| Figure collection entries |
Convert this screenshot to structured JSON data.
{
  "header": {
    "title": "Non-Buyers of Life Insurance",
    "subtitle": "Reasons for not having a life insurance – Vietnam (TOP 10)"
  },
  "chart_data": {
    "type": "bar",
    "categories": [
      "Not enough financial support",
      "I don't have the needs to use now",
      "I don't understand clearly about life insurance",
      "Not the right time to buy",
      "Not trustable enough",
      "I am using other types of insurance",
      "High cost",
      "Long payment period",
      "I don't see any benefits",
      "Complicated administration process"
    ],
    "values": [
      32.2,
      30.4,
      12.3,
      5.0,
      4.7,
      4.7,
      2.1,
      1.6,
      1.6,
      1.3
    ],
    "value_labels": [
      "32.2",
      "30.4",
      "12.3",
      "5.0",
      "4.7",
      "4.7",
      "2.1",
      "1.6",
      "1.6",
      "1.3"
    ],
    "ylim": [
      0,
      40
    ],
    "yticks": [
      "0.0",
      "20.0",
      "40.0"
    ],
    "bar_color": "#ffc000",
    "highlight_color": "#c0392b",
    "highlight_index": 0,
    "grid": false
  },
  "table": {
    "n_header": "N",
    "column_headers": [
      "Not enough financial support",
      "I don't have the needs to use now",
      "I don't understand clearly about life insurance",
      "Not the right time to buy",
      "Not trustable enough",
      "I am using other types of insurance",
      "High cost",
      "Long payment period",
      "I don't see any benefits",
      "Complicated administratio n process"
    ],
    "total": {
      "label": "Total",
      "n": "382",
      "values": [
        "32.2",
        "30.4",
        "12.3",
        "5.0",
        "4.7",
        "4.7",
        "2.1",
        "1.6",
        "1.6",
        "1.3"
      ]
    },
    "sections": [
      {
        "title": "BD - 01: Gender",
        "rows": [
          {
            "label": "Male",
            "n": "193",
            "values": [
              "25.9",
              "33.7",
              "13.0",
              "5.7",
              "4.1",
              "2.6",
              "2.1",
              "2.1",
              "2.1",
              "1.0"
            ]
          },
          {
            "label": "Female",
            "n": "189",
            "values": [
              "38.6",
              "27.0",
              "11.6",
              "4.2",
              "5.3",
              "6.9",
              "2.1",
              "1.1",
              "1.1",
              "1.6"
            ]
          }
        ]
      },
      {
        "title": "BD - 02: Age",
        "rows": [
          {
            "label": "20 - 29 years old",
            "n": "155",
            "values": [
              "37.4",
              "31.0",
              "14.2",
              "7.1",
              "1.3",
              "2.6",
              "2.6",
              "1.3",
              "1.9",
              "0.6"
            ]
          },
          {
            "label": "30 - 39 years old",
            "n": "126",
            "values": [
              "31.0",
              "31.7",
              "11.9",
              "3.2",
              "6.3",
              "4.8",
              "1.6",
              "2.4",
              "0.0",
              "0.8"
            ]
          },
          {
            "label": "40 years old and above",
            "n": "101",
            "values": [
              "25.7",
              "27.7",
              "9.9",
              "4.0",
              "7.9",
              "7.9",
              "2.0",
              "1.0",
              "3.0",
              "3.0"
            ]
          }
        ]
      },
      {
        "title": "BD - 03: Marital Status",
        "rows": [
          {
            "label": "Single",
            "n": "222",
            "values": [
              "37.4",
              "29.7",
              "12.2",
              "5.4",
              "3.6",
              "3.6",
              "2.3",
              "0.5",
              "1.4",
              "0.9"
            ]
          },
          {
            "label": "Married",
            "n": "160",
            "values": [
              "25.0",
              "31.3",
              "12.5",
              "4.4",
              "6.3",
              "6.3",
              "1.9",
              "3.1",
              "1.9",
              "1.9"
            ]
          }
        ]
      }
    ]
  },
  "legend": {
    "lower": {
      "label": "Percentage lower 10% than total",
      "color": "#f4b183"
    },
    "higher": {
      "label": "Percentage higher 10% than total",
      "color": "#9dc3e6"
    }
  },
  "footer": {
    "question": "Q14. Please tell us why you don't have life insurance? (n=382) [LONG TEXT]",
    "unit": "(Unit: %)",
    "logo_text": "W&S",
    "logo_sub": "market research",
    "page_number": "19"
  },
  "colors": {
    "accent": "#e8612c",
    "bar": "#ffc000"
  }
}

| Instruction |
Set down all of the records shown above once more, exactly.

| Solution to the exercise |
Convert this screenshot to structured JSON data.
{
  "header": {
    "title": "Non-Buyers of Life Insurance",
    "subtitle": "Reasons for not having a life insurance – Vietnam (TOP 10)"
  },
  "chart_data": {
    "type": "bar",
    "categories": [
      "Not enough financial support",
      "I don't have the needs to use now",
      "I don't understand clearly about life insurance",
      "Not the right time to buy",
      "Not trustable enough",
      "I am using other types of insurance",
      "High cost",
      "Long payment period",
      "I don't see any benefits",
      "Complicated administration process"
    ],
    "values": [
      32.2,
      30.4,
      12.3,
      5.0,
      4.7,
      4.7,
      2.1,
      1.6,
      1.6,
      1.3
    ],
    "value_labels": [
      "32.2",
      "30.4",
      "12.3",
      "5.0",
      "4.7",
      "4.7",
      "2.1",
      "1.6",
      "1.6",
      "1.3"
    ],
    "ylim": [
      0,
      40
    ],
    "yticks": [
      "0.0",
      "20.0",
      "40.0"
    ],
    "bar_color": "#ffc000",
    "highlight_color": "#c0392b",
    "highlight_index": 0,
    "grid": false
  },
  "table": {
    "n_header": "N",
    "column_headers": [
      "Not enough financial support",
      "I don't have the needs to use now",
      "I don't understand clearly about life insurance",
      "Not the right time to buy",
      "Not trustable enough",
      "I am using other types of insurance",
      "High cost",
      "Long payment period",
      "I don't see any benefits",
      "Complicated administratio n process"
    ],
    "total": {
      "label": "Total",
      "n": "382",
      "values": [
        "32.2",
        "30.4",
        "12.3",
        "5.0",
        "4.7",
        "4.7",
        "2.1",
        "1.6",
        "1.6",
        "1.3"
      ]
    },
    "sections": [
      {
        "title": "BD - 01: Gender",
        "rows": [
          {
            "label": "Male",
            "n": "193",
            "values": [
              "25.9",
              "33.7",
              "13.0",
              "5.7",
              "4.1",
              "2.6",
              "2.1",
              "2.1",
              "2.1",
              "1.0"
            ]
          },
          {
            "label": "Female",
            "n": "189",
            "values": [
              "38.6",
              "27.0",
              "11.6",
              "4.2",
              "5.3",
              "6.9",
              "2.1",
              "1.1",
              "1.1",
              "1.6"
            ]
          }
        ]
      },
      {
        "title": "BD - 02: Age",
        "rows": [
          {
            "label": "20 - 29 years old",
            "n": "155",
            "values": [
              "37.4",
              "31.0",
              "14.2",
              "7.1",
              "1.3",
              "2.6",
              "2.6",
              "1.3",
              "1.9",
              "0.6"
            ]
          },
          {
            "label": "30 - 39 years old",
            "n": "126",
            "values": [
              "31.0",
              "31.7",
              "11.9",
              "3.2",
              "6.3",
              "4.8",
              "1.6",
              "2.4",
              "0.0",
              "0.8"
            ]
          },
          {
            "label": "40 years old and above",
            "n": "101",
            "values": [
              "25.7",
              "27.7",
              "9.9",
              "4.0",
              "7.9",
              "7.9",
              "2.0",
              "1.0",
              "3.0",
              "3.0"
            ]
          }
        ]
      },
      {
        "title": "BD - 03: Marital Status",
        "rows": [
          {
            "label": "Single",
            "n": "222",
            "values": [
              "37.4",
              "29.7",
              "12.2",
              "5.4",
              "3.6",
              "3.6",
              "2.3",
              "0.5",
              "1.4",
              "0.9"
            ]
          },
          {
            "label": "Married",
            "n": "160",
            "values": [
              "25.0",
              "31.3",
              "12.5",
              "4.4",
              "6.3",
              "6.3",
              "1.9",
              "3.1",
              "1.9",
              "1.9"
            ]
          }
        ]
      }
    ]
  },
  "legend": {
    "lower": {
      "label": "Percentage lower 10% than total",
      "color": "#f4b183"
    },
    "higher": {
      "label": "Percentage higher 10% than total",
      "color": "#9dc3e6"
    }
  },
  "footer": {
    "question": "Q14. Please tell us why you don't have life insurance? (n=382) [LONG TEXT]",
    "unit": "(Unit: %)",
    "logo_text": "W&S",
    "logo_sub": "market research",
    "page_number": "19"
  },
  "colors": {
    "accent": "#e8612c",
    "bar": "#ffc000"
  }
}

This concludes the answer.